Trabajo a realizar →
1. Transcribe, por favor, el tramo del texto que va desde "Porque la fe" hasta "Dios, W. Kasper).".
2. Según el texto, ¿cuántos astrólogos hay en Estados Unidos en comparación con los físicos y químicos?
3. Resume el texto en dos oraciones.

[Texto del ejercicio]

El mito, y su prolongación que es el rito, es el mejor vehículo para dar cuenta de la existencia profunda que se llama religiosidad, que muchas veces está en contradicción con las religiones que acaparan la expresión religiosa dominando al creyente.

¿No sostenía el teólogo Karl Rahner -a la par del gran filósofo católico E. Le Roy- que la fe sustancialmente no es un teorema de conceptos abstractos, sino "tener el alma abierta, sin contentarse con una vaga aspiración; es una experiencia de superación y de amor que no acepta ninguna limitación"?

Porque la fe no se dirige al concepto, sino a la realidad que está detrás de él, como decía hace siglos santo Tomás de Aquino (S. T. I-II, q. 2). Los dogmas, en la expresión abstracta y secamente jurídica que se les dio tras el Concilio Vaticano 1 en el siglo pasado, les hace perder vida y pueden ser incluso, según Ra1iner, humanamente apresurados, presuntuosos, culpables, peligrosos, tentadores e indiscretos (Dogma y palabra de Dios, W. Kasper).

Al hablar del Jesús histórico del Evangelio, lo mismo que de su madre María, o de la moral llena de vida y creatividad que de él se desprende, hemos de recuperar su sentido simbólico para entenderlos hoy sin interpretaciones ingenuas propias de una cultura pasada, que nada tiene que ver con la racionalidad moderna, ni con la intuición que proporciona la experiencia tal como defiende la posmodernidad.

El ser humano, si la religión pierde su sentido hondamente mítico, se volverá hacia todos los esoterismos superficiales, como ocurre ahora. En Estados Unidos, las religiones pierden efectivos a pasos agigantados, pero tienen allí tres veces más astrólogos que físicos y químicos. Sin vital religiosidad, fuera de camisas de fuerza autoritarias a las que tan proclive es el clero dominante, la humanidad se vuelve hacia los ídolos profanos, o las supersticiones con tinte de novedosos hallazgos, que quieren aproximarnos -a veces falsamente- al mundo de nuestra existencia profunda poco matematizable, y tan cercano al mundo del arte.

Un gran creyente católico sin aspavientos, gran admirador de Nietzsche como yo, Gustavo Thibon, decía: "Me siente más cerca de un ateo profundo que de un creyente superficial". Y, si creo todavía en Dios, no el en aquel en el que tampocc creía Pitigilli cuando se hizo católico, porque rechazo todas las estupideces que se dicen de él.

[/Texto del ejercicio]
[Material de estudio]

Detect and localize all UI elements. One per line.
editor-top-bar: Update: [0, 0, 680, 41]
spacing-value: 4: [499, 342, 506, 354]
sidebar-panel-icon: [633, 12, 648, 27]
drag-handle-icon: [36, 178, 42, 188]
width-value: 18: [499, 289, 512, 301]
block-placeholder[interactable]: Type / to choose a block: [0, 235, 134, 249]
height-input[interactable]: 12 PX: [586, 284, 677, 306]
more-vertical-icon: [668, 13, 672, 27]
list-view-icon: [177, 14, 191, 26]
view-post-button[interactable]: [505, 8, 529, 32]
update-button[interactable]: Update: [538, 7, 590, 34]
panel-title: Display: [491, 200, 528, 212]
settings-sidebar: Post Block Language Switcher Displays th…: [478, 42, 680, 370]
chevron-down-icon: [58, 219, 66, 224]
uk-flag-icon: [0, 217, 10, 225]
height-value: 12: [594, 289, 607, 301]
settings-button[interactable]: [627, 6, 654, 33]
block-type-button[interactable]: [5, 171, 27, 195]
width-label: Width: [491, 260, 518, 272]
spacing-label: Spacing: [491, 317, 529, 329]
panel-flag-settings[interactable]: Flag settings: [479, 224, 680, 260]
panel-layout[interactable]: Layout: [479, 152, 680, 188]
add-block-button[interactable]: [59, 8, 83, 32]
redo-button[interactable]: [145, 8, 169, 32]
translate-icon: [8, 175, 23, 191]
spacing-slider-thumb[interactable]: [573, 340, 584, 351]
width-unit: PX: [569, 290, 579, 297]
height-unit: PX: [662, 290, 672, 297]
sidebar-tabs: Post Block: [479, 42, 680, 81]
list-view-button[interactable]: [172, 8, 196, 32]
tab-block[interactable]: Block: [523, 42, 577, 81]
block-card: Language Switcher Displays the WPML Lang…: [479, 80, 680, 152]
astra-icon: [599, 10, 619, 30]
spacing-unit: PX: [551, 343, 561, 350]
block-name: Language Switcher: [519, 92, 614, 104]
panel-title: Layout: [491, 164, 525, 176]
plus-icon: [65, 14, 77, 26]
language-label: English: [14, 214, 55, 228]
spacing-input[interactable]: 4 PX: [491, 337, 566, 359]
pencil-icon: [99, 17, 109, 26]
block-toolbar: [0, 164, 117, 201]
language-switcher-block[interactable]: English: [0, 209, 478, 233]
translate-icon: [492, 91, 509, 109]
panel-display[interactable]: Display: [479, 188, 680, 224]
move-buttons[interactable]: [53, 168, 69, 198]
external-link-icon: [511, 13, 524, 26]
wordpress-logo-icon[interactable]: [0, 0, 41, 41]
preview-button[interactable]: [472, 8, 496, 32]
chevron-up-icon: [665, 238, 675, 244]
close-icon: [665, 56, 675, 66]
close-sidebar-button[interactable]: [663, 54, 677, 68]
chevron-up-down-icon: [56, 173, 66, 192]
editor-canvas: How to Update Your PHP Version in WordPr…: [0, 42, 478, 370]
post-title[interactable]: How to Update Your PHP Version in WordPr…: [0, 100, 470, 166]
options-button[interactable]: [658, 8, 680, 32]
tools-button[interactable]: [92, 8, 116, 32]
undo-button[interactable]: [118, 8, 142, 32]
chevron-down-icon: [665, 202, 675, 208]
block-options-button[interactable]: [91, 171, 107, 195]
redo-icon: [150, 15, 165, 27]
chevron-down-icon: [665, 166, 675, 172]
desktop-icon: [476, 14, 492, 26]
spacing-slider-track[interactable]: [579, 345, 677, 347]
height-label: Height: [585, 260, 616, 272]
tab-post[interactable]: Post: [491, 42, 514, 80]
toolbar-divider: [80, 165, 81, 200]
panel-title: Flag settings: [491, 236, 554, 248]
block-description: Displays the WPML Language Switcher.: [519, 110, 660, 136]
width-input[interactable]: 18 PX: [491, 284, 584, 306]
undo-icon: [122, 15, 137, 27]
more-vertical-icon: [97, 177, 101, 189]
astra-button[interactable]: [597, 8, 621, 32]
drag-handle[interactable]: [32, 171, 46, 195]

[/Material de estudio]

Soluciones por tarea →
1.
Porque la fe no se dirige al concepto, sino a la realidad que está detrás de él, como decía hace siglos santo Tomás de Aquino (S. T. I-II, q. 2). Los dogmas, en la expresión abstracta y secamente jurídica que se les dio tras el Concilio Vaticano 1 en el siglo pasado, les hace perder vida y pueden ser incluso, según Ra1iner, humanamente apresurados, presuntuosos, culpables, peligrosos, tentadores e indiscretos (Dogma y palabra de Dios, W. Kasper).

2. Tres veces más astrólogos que físicos y químicos.

3. El mito y el rito son el mejor vehículo para expresar la religiosidad profunda, que a menudo contradice a las religiones dominantes, y la fe no se dirige al concepto sino a la realidad que está detrás de él. Si la religión pierde su sentido mítico, el ser humano se vuelve hacia esoterismos superficiales, ídolos profanos y supersticiones, como ocurre en Estados Unidos, donde hay tres veces más astrólogos que físicos y químicos.